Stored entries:
══════
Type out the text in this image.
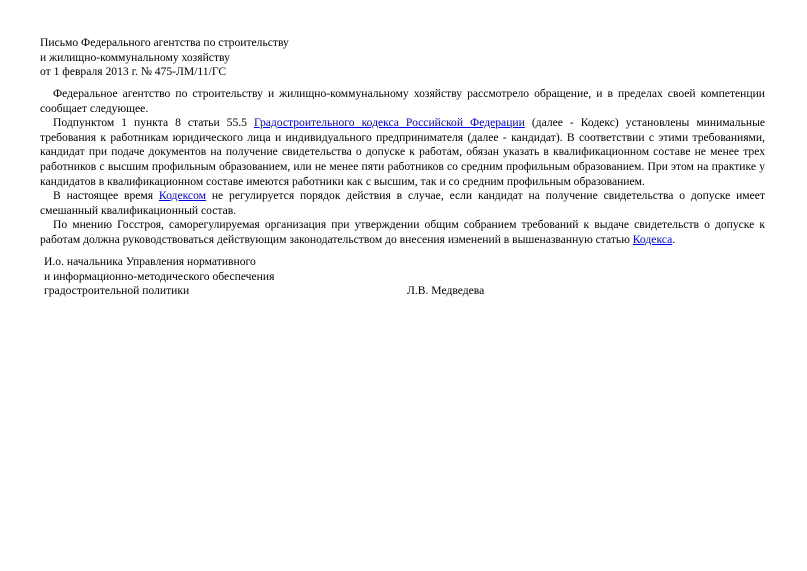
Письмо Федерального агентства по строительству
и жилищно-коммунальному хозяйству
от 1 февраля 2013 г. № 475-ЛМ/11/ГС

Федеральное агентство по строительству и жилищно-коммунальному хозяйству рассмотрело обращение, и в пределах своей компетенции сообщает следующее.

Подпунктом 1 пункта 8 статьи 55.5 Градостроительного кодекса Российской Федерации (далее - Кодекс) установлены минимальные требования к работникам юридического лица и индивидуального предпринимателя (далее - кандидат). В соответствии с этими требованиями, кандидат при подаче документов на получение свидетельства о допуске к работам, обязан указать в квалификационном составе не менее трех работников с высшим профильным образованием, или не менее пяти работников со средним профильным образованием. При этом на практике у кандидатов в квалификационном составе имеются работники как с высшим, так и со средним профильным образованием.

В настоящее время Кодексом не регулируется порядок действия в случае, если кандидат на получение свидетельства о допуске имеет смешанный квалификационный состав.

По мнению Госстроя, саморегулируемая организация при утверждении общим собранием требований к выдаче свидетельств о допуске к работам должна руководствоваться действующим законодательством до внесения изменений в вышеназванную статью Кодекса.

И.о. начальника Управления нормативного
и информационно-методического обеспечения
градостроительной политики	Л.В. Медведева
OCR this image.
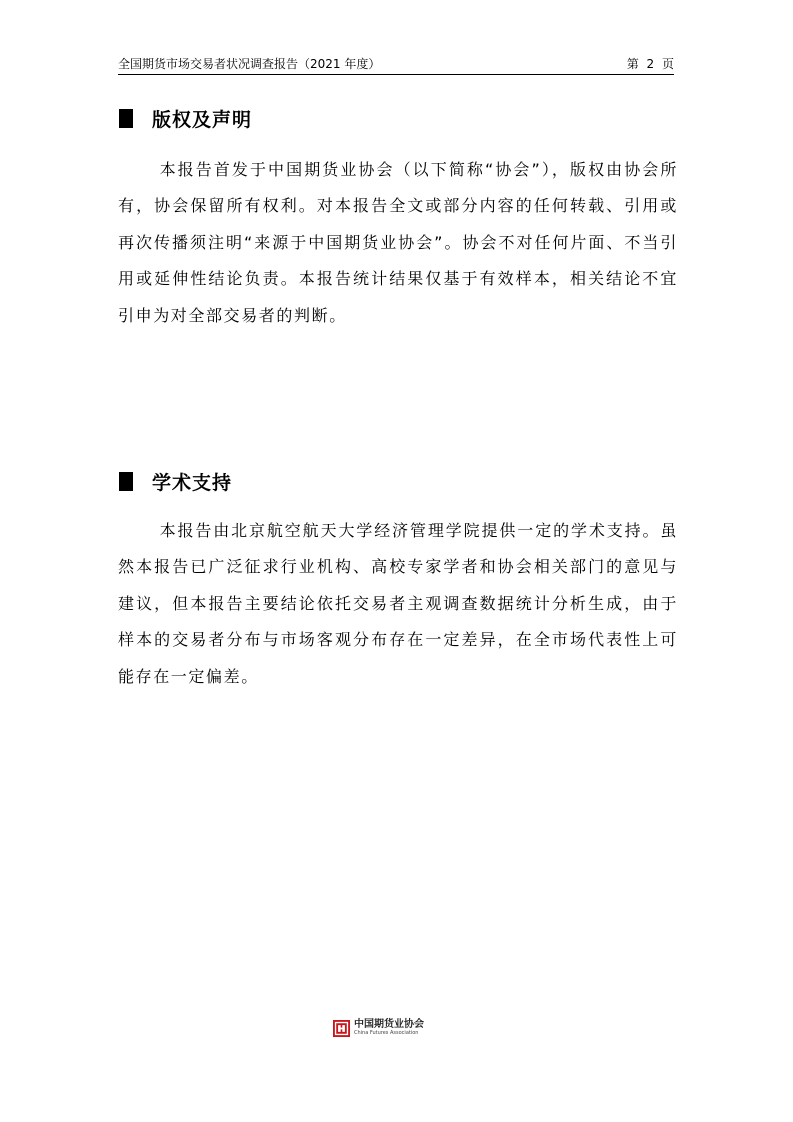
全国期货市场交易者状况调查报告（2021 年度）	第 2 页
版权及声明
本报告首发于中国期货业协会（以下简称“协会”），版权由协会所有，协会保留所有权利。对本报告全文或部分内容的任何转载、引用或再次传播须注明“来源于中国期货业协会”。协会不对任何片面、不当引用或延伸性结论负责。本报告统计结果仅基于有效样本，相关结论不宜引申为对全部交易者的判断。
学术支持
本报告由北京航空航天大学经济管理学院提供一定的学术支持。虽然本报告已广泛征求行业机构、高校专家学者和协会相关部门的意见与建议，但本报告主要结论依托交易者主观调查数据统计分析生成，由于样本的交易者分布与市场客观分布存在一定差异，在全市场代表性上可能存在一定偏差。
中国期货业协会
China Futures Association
══════
Look through the data above. Each line containing the word "работам" needs to be copied.

Подпунктом 1 пункта 8 статьи 55.5 Градостроительного кодекса Российской Федерации (далее - Кодекс) установлены минимальные требования к работникам юридического лица и индивидуального предпринимателя (далее - кандидат). В соответствии с этими требованиями, кандидат при подаче документов на получение свидетельства о допуске к работам, обязан указать в квалификационном составе не менее трех работников с высшим профильным образованием, или не менее пяти работников со средним профильным образованием. При этом на практике у кандидатов в квалификационном составе имеются работники как с высшим, так и со средним профильным образованием.
По мнению Госстроя, саморегулируемая организация при утверждении общим собранием требований к выдаче свидетельств о допуске к работам должна руководствоваться действующим законодательством до внесения изменений в вышеназванную статью Кодекса.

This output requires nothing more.